WRITTEN REQUEST: Under this task are some entries; return every one of them exactly.

DATA SHOWN:
- - - - - - -

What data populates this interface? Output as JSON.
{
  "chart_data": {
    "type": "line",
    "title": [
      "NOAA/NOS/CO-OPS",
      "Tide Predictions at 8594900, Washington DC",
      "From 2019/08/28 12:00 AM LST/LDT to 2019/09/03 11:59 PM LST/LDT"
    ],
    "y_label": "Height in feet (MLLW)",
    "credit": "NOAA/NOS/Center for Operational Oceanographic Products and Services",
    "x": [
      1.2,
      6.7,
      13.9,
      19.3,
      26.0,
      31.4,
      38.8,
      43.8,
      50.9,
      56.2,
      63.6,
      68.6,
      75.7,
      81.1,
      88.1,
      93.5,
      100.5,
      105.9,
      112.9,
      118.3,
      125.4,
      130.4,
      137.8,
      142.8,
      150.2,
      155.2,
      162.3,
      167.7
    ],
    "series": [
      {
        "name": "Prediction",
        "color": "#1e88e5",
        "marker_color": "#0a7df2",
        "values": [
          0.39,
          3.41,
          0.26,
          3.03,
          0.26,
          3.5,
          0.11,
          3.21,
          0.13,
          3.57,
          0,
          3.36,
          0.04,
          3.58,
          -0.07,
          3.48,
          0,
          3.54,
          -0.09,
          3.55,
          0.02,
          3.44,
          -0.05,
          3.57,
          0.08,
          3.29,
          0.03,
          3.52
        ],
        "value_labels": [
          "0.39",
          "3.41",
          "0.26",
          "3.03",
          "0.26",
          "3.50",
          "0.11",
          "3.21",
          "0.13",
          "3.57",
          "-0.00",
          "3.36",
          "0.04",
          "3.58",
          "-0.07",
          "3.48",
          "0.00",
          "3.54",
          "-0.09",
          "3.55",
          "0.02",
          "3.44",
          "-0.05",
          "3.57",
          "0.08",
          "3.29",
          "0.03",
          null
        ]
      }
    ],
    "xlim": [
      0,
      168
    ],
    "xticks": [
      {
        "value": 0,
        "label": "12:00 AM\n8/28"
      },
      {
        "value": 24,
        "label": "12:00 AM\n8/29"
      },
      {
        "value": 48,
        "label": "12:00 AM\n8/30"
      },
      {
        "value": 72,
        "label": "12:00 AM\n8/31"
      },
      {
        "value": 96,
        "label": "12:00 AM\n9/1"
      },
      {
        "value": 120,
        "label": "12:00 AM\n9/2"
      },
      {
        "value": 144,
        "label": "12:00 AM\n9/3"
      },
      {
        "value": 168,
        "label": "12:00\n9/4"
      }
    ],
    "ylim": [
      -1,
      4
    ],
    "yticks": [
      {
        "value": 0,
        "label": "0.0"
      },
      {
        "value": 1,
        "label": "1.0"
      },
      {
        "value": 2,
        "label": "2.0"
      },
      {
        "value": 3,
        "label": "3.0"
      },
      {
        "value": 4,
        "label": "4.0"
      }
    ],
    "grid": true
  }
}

- - - - - - -

EXERCISE ANSWER:
What data populates this interface? Output as JSON.
{
  "chart_data": {
    "type": "line",
    "title": [
      "NOAA/NOS/CO-OPS",
      "Tide Predictions at 8594900, Washington DC",
      "From 2019/08/28 12:00 AM LST/LDT to 2019/09/03 11:59 PM LST/LDT"
    ],
    "y_label": "Height in feet (MLLW)",
    "credit": "NOAA/NOS/Center for Operational Oceanographic Products and Services",
    "x": [
      1.2,
      6.7,
      13.9,
      19.3,
      26.0,
      31.4,
      38.8,
      43.8,
      50.9,
      56.2,
      63.6,
      68.6,
      75.7,
      81.1,
      88.1,
      93.5,
      100.5,
      105.9,
      112.9,
      118.3,
      125.4,
      130.4,
      137.8,
      142.8,
      150.2,
      155.2,
      162.3,
      167.7
    ],
    "series": [
      {
        "name": "Prediction",
        "color": "#1e88e5",
        "marker_color": "#0a7df2",
        "values": [
          0.39,
          3.41,
          0.26,
          3.03,
          0.26,
          3.5,
          0.11,
          3.21,
          0.13,
          3.57,
          0,
          3.36,
          0.04,
          3.58,
          -0.07,
          3.48,
          0,
          3.54,
          -0.09,
          3.55,
          0.02,
          3.44,
          -0.05,
          3.57,
          0.08,
          3.29,
          0.03,
          3.52
        ],
        "value_labels": [
          "0.39",
          "3.41",
          "0.26",
          "3.03",
          "0.26",
          "3.50",
          "0.11",
          "3.21",
          "0.13",
          "3.57",
          "-0.00",
          "3.36",
          "0.04",
          "3.58",
          "-0.07",
          "3.48",
          "0.00",
          "3.54",
          "-0.09",
          "3.55",
          "0.02",
          "3.44",
          "-0.05",
          "3.57",
          "0.08",
          "3.29",
          "0.03",
          null
        ]
      }
    ],
    "xlim": [
      0,
      168
    ],
    "xticks": [
      {
        "value": 0,
        "label": "12:00 AM\n8/28"
      },
      {
        "value": 24,
        "label": "12:00 AM\n8/29"
      },
      {
        "value": 48,
        "label": "12:00 AM\n8/30"
      },
      {
        "value": 72,
        "label": "12:00 AM\n8/31"
      },
      {
        "value": 96,
        "label": "12:00 AM\n9/1"
      },
      {
        "value": 120,
        "label": "12:00 AM\n9/2"
      },
      {
        "value": 144,
        "label": "12:00 AM\n9/3"
      },
      {
        "value": 168,
        "label": "12:00\n9/4"
      }
    ],
    "ylim": [
      -1,
      4
    ],
    "yticks": [
      {
        "value": 0,
        "label": "0.0"
      },
      {
        "value": 1,
        "label": "1.0"
      },
      {
        "value": 2,
        "label": "2.0"
      },
      {
        "value": 3,
        "label": "3.0"
      },
      {
        "value": 4,
        "label": "4.0"
      }
    ],
    "grid": true
  }
}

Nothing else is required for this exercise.